Stored data:
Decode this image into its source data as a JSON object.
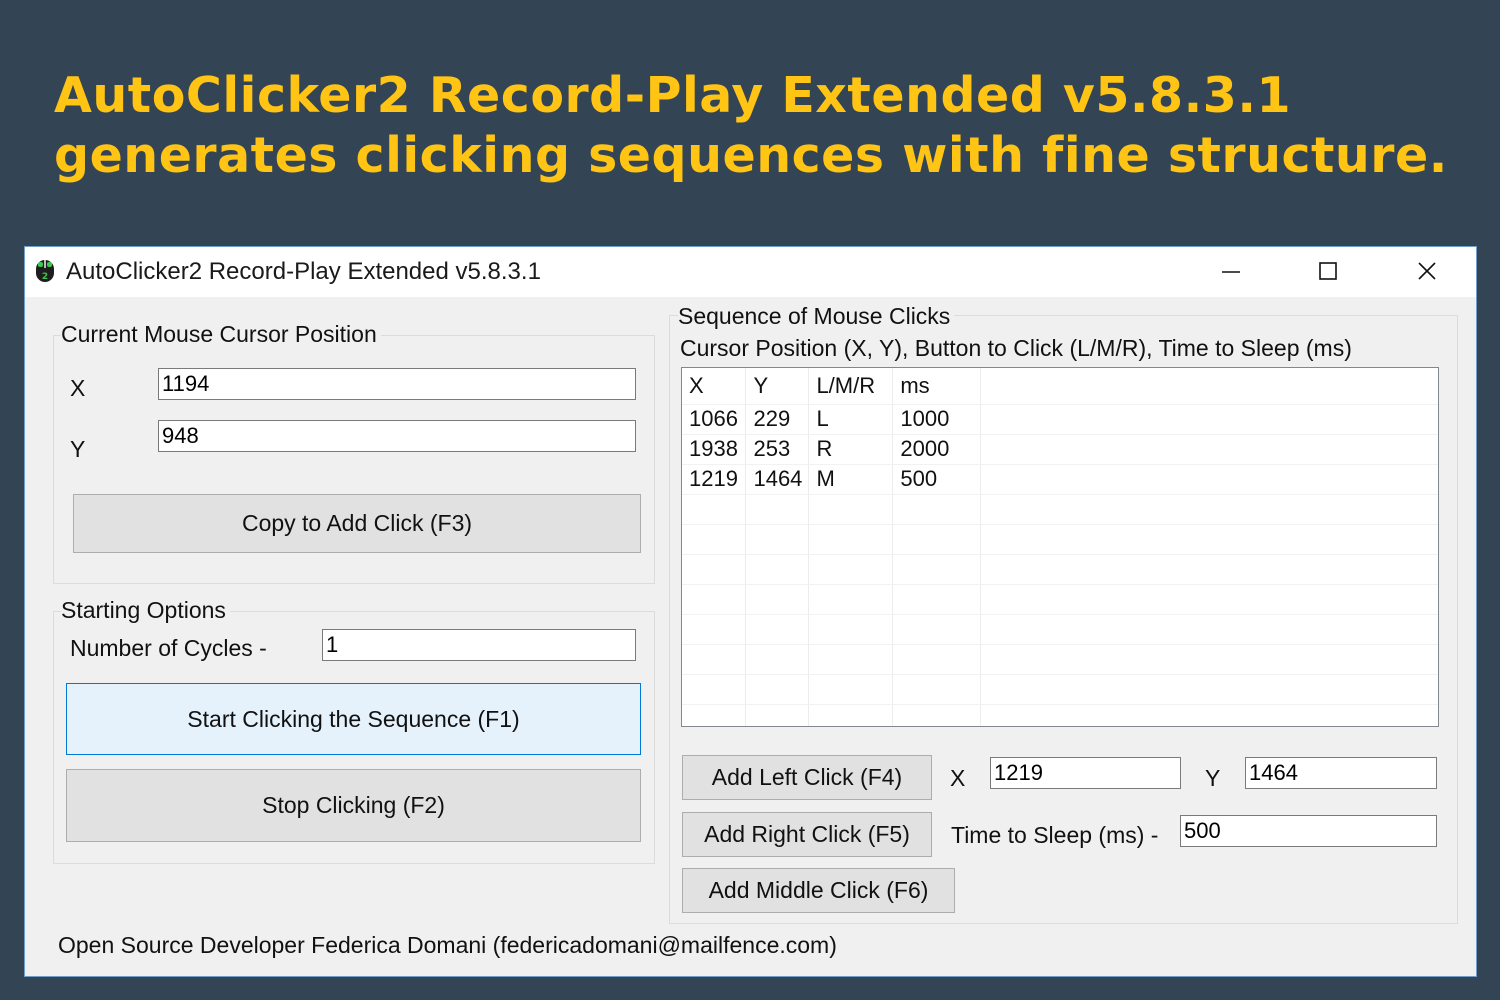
{
  "headline": {
    "line1": "AutoClicker2 Record-Play Extended v5.8.3.1",
    "line2": "generates clicking sequences with fine structure."
  },
  "window": {
    "title": "AutoClicker2 Record-Play Extended v5.8.3.1",
    "icon": "mouse-icon",
    "controls": [
      "minimize-icon",
      "maximize-icon",
      "close-icon"
    ]
  },
  "cursor_group": {
    "title": "Current Mouse Cursor Position",
    "x_label": "X",
    "x_value": "1194",
    "y_label": "Y",
    "y_value": "948",
    "copy_button": "Copy to Add Click (F3)"
  },
  "starting_options": {
    "title": "Starting Options",
    "cycles_label": "Number of Cycles -",
    "cycles_value": "1",
    "start_button": "Start Clicking the Sequence (F1)",
    "stop_button": "Stop Clicking (F2)"
  },
  "sequence": {
    "title": "Sequence of Mouse Clicks",
    "subtitle": "Cursor Position (X, Y), Button to Click (L/M/R), Time to Sleep (ms)",
    "columns": [
      "X",
      "Y",
      "L/M/R",
      "ms"
    ],
    "rows": [
      [
        "1066",
        "229",
        "L",
        "1000"
      ],
      [
        "1938",
        "253",
        "R",
        "2000"
      ],
      [
        "1219",
        "1464",
        "M",
        "500"
      ]
    ],
    "add_left_button": "Add Left Click (F4)",
    "add_right_button": "Add Right Click (F5)",
    "add_middle_button": "Add Middle Click (F6)",
    "x_label": "X",
    "x_value": "1219",
    "y_label": "Y",
    "y_value": "1464",
    "sleep_label": "Time to Sleep (ms) -",
    "sleep_value": "500"
  },
  "footer": "Open Source Developer Federica Domani (federicadomani@mailfence.com)",
  "colors": {
    "background": "#334455",
    "headline": "#ffc414",
    "window": "#f0f0f0",
    "primary_button_fill": "#e5f1fb",
    "primary_button_border": "#0078d7"
  }
}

WHAT IS BEING ASKED: Your copy should repeat each entry above exactly but contain no pictures.

EXERCISE SOLUTION:
Decode this image into its source data as a JSON object.
{
  "headline": {
    "line1": "AutoClicker2 Record-Play Extended v5.8.3.1",
    "line2": "generates clicking sequences with fine structure."
  },
  "window": {
    "title": "AutoClicker2 Record-Play Extended v5.8.3.1",
    "icon": "mouse-icon",
    "controls": [
      "minimize-icon",
      "maximize-icon",
      "close-icon"
    ]
  },
  "cursor_group": {
    "title": "Current Mouse Cursor Position",
    "x_label": "X",
    "x_value": "1194",
    "y_label": "Y",
    "y_value": "948",
    "copy_button": "Copy to Add Click (F3)"
  },
  "starting_options": {
    "title": "Starting Options",
    "cycles_label": "Number of Cycles -",
    "cycles_value": "1",
    "start_button": "Start Clicking the Sequence (F1)",
    "stop_button": "Stop Clicking (F2)"
  },
  "sequence": {
    "title": "Sequence of Mouse Clicks",
    "subtitle": "Cursor Position (X, Y), Button to Click (L/M/R), Time to Sleep (ms)",
    "columns": [
      "X",
      "Y",
      "L/M/R",
      "ms"
    ],
    "rows": [
      [
        "1066",
        "229",
        "L",
        "1000"
      ],
      [
        "1938",
        "253",
        "R",
        "2000"
      ],
      [
        "1219",
        "1464",
        "M",
        "500"
      ]
    ],
    "add_left_button": "Add Left Click (F4)",
    "add_right_button": "Add Right Click (F5)",
    "add_middle_button": "Add Middle Click (F6)",
    "x_label": "X",
    "x_value": "1219",
    "y_label": "Y",
    "y_value": "1464",
    "sleep_label": "Time to Sleep (ms) -",
    "sleep_value": "500"
  },
  "footer": "Open Source Developer Federica Domani (federicadomani@mailfence.com)",
  "colors": {
    "background": "#334455",
    "headline": "#ffc414",
    "window": "#f0f0f0",
    "primary_button_fill": "#e5f1fb",
    "primary_button_border": "#0078d7"
  }
}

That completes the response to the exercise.